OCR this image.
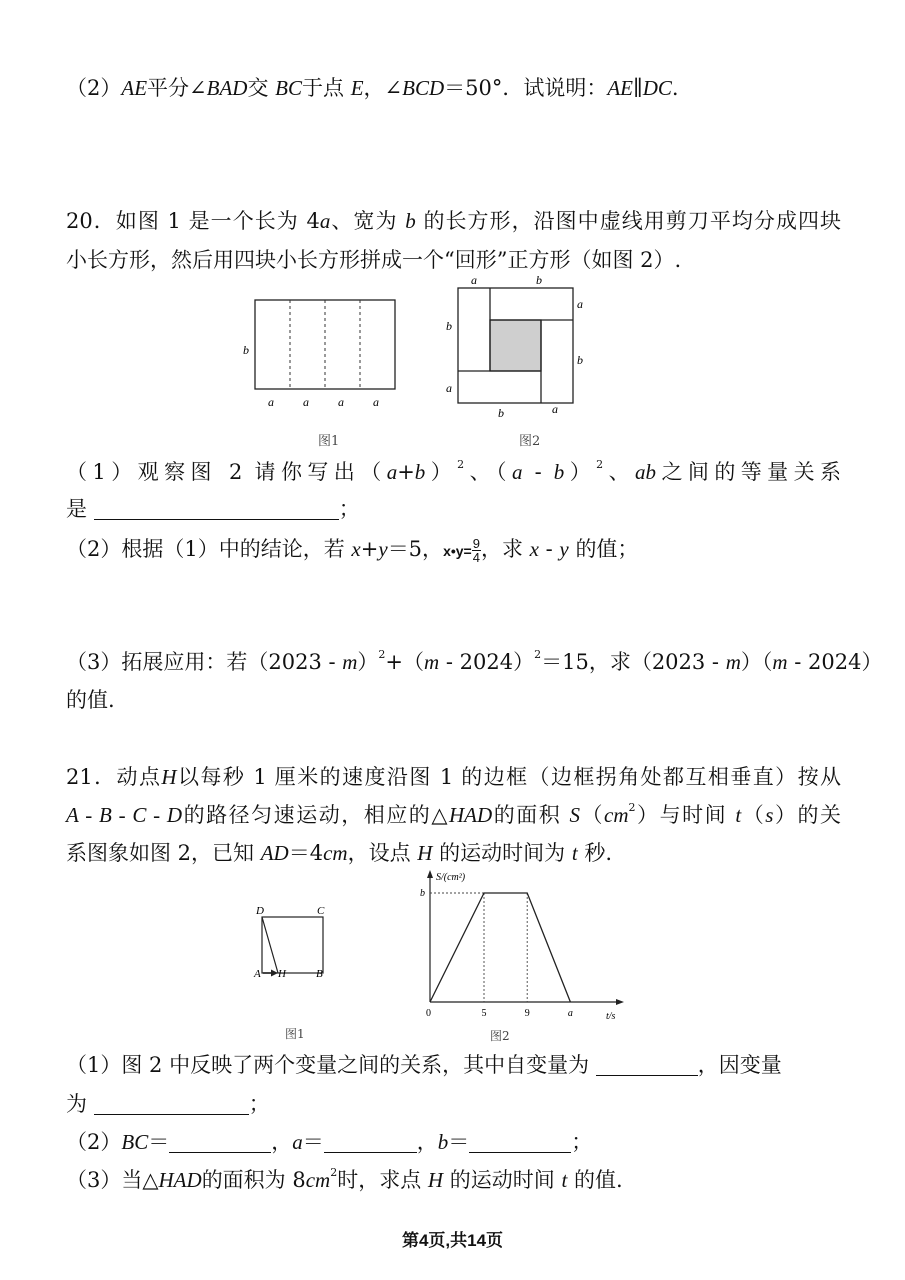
（2）AE平分∠BAD交 BC于点 E，∠BCD＝50°．试说明：AE∥DC.
20．如图 1 是一个长为 4a、宽为 b 的长方形，沿图中虚线用剪刀平均分成四块
小长方形，然后用四块小长方形拼成一个“回形”正方形（如图 2）.
b
a a a a
图1
a	b
a
b
b
a
b	a
图2
（1）观察图 2 请你写出$(a+b)^2$、（a - b）$^2$、ab之间的等量关系
是	；
（2）根据（1）中的结论，若 x+y＝5，x•y= $\frac{9}{4}$ ，求 x - y 的值；
（3）拓展应用：若（2023 - m）$^2$+（m - 2024）$^2$＝15，求（2023 - m）（m - 2024）
的值.
21．动点H以每秒 1 厘米的速度沿图 1 的边框（边框拐角处都互相垂直）按从
A - B - C - D的路径匀速运动，相应的△HAD的面积 $S(cm^2)$与时间 t（s）的关
系图象如图 2，已知 AD＝4cm，设点 H 的运动时间为 t 秒.
D	C
A H	B
图1
S/(cm²)
t/s
0
b
5	9	a
图2
（1）图 2 中反映了两个变量之间的关系，其中自变量为	，因变量
为	；
（2）BC＝	，a＝	，b＝	；
（3）当△HAD的面积为 $8cm^2$时，求点 H 的运动时间 t 的值.
第4页,共14页
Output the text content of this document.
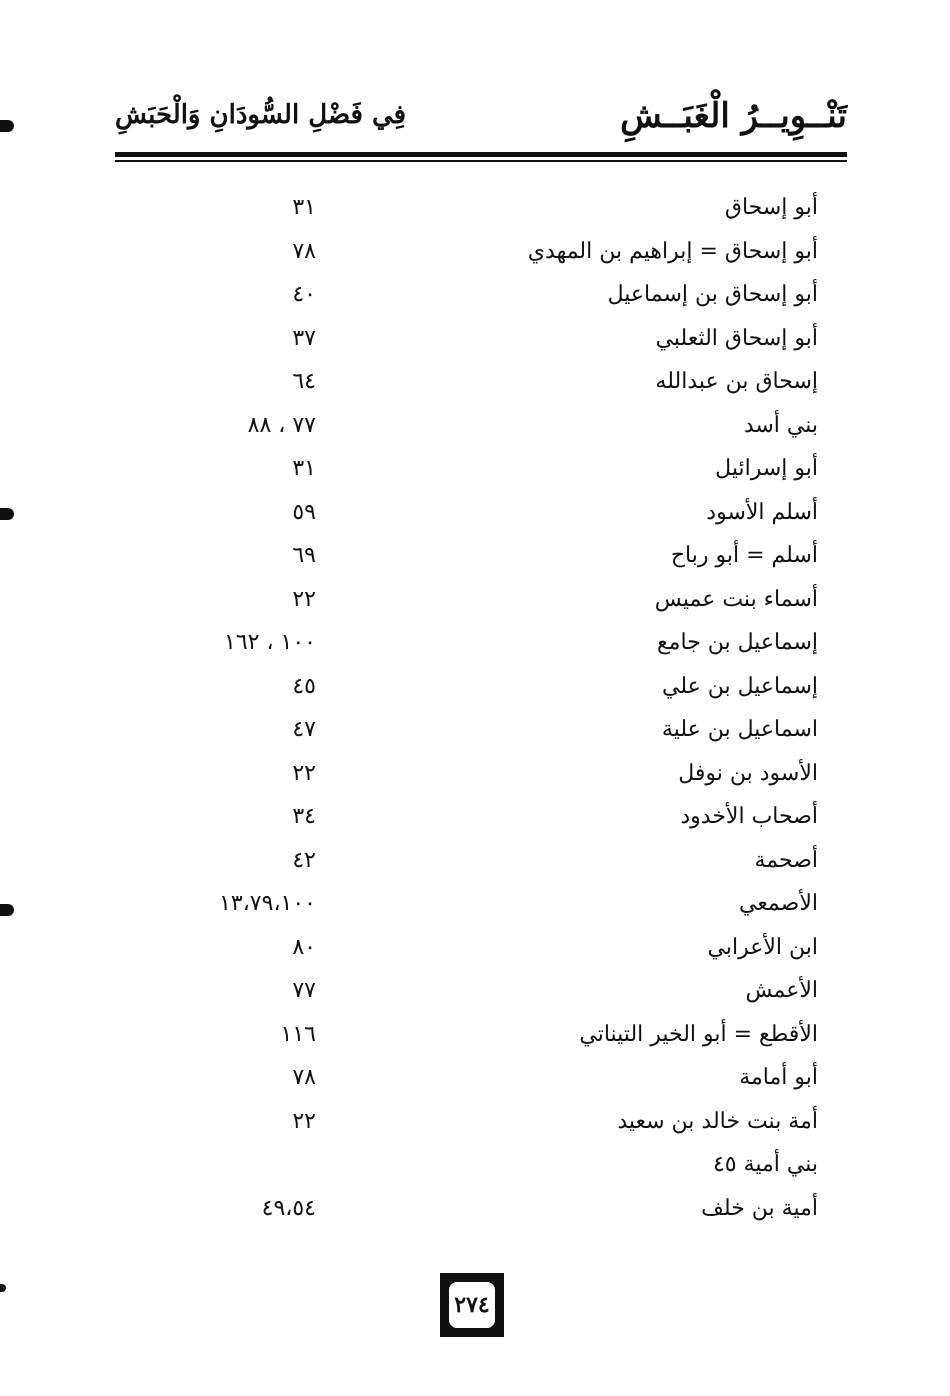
تَنْــوِيــرُ الْغَبَــشِ
فِي فَضْلِ السُّودَانِ وَالْحَبَشِ
أبو إسحاق
٣١
أبو إسحاق = إبراهيم بن المهدي
٧٨
أبو إسحاق بن إسماعيل
٤٠
أبو إسحاق الثعلبي
٣٧
إسحاق بن عبدالله
٦٤
بني أسد
٧٧ ، ٨٨
أبو إسرائيل
٣١
أسلم الأسود
٥٩
أسلم = أبو رباح
٦٩
أسماء بنت عميس
٢٢
إسماعيل بن جامع
١٠٠ ، ١٦٢
إسماعيل بن علي
٤٥
اسماعيل بن علية
٤٧
الأسود بن نوفل
٢٢
أصحاب الأخدود
٣٤
أصحمة
٤٢
الأصمعي
١٣،٧٩،١٠٠
ابن الأعرابي
٨٠
الأعمش
٧٧
الأقطع = أبو الخير التيناتي
١١٦
أبو أمامة
٧٨
أمة بنت خالد بن سعيد
٢٢
بني أمية ٤٥
أمية بن خلف
٤٩،٥٤
٢٧٤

--------------------------------

Beginning with the line that holds "Output the text content of this document.", output each line to the end of the material above, exactly, omitting the pictures.

◆ Solution below
Output the text content of this document.
تَنْــوِيــرُ الْغَبَــشِ
فِي فَضْلِ السُّودَانِ وَالْحَبَشِ
أبو إسحاق
٣١
أبو إسحاق = إبراهيم بن المهدي
٧٨
أبو إسحاق بن إسماعيل
٤٠
أبو إسحاق الثعلبي
٣٧
إسحاق بن عبدالله
٦٤
بني أسد
٧٧ ، ٨٨
أبو إسرائيل
٣١
أسلم الأسود
٥٩
أسلم = أبو رباح
٦٩
أسماء بنت عميس
٢٢
إسماعيل بن جامع
١٠٠ ، ١٦٢
إسماعيل بن علي
٤٥
اسماعيل بن علية
٤٧
الأسود بن نوفل
٢٢
أصحاب الأخدود
٣٤
أصحمة
٤٢
الأصمعي
١٣،٧٩،١٠٠
ابن الأعرابي
٨٠
الأعمش
٧٧
الأقطع = أبو الخير التيناتي
١١٦
أبو أمامة
٧٨
أمة بنت خالد بن سعيد
٢٢
بني أمية ٤٥
أمية بن خلف
٤٩،٥٤
٢٧٤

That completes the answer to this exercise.